→ **Directive**
Reproduce the data that follows in its entirety, character for character.

Recorded data:
....................

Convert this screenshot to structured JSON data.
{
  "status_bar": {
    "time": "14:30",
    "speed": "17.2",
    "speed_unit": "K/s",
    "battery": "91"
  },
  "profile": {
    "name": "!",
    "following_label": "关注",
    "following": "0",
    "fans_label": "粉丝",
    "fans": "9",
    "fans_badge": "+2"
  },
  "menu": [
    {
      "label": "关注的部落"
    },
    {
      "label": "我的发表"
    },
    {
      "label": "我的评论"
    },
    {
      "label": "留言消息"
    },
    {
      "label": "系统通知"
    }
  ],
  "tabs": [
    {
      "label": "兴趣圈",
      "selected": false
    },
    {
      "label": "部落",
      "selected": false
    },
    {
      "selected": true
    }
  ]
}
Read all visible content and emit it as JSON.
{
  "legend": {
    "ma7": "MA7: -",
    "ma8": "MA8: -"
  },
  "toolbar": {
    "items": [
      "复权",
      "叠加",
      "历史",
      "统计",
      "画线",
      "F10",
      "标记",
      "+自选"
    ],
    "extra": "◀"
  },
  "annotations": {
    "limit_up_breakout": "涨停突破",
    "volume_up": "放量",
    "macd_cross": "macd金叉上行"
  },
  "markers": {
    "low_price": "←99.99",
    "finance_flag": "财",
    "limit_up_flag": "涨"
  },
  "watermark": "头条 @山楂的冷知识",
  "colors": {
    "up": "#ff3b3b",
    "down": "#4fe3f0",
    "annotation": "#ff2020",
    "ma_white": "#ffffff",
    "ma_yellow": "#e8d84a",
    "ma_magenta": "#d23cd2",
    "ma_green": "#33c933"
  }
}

....................

→ **Solution to this problem**
Convert this screenshot to structured JSON data.
{
  "status_bar": {
    "time": "14:30",
    "speed": "17.2",
    "speed_unit": "K/s",
    "battery": "91"
  },
  "profile": {
    "name": "!",
    "following_label": "关注",
    "following": "0",
    "fans_label": "粉丝",
    "fans": "9",
    "fans_badge": "+2"
  },
  "menu": [
    {
      "label": "关注的部落"
    },
    {
      "label": "我的发表"
    },
    {
      "label": "我的评论"
    },
    {
      "label": "留言消息"
    },
    {
      "label": "系统通知"
    }
  ],
  "tabs": [
    {
      "label": "兴趣圈",
      "selected": false
    },
    {
      "label": "部落",
      "selected": false
    },
    {
      "selected": true
    }
  ]
}
Read all visible content and emit it as JSON.
{
  "legend": {
    "ma7": "MA7: -",
    "ma8": "MA8: -"
  },
  "toolbar": {
    "items": [
      "复权",
      "叠加",
      "历史",
      "统计",
      "画线",
      "F10",
      "标记",
      "+自选"
    ],
    "extra": "◀"
  },
  "annotations": {
    "limit_up_breakout": "涨停突破",
    "volume_up": "放量",
    "macd_cross": "macd金叉上行"
  },
  "markers": {
    "low_price": "←99.99",
    "finance_flag": "财",
    "limit_up_flag": "涨"
  },
  "watermark": "头条 @山楂的冷知识",
  "colors": {
    "up": "#ff3b3b",
    "down": "#4fe3f0",
    "annotation": "#ff2020",
    "ma_white": "#ffffff",
    "ma_yellow": "#e8d84a",
    "ma_magenta": "#d23cd2",
    "ma_green": "#33c933"
  }
}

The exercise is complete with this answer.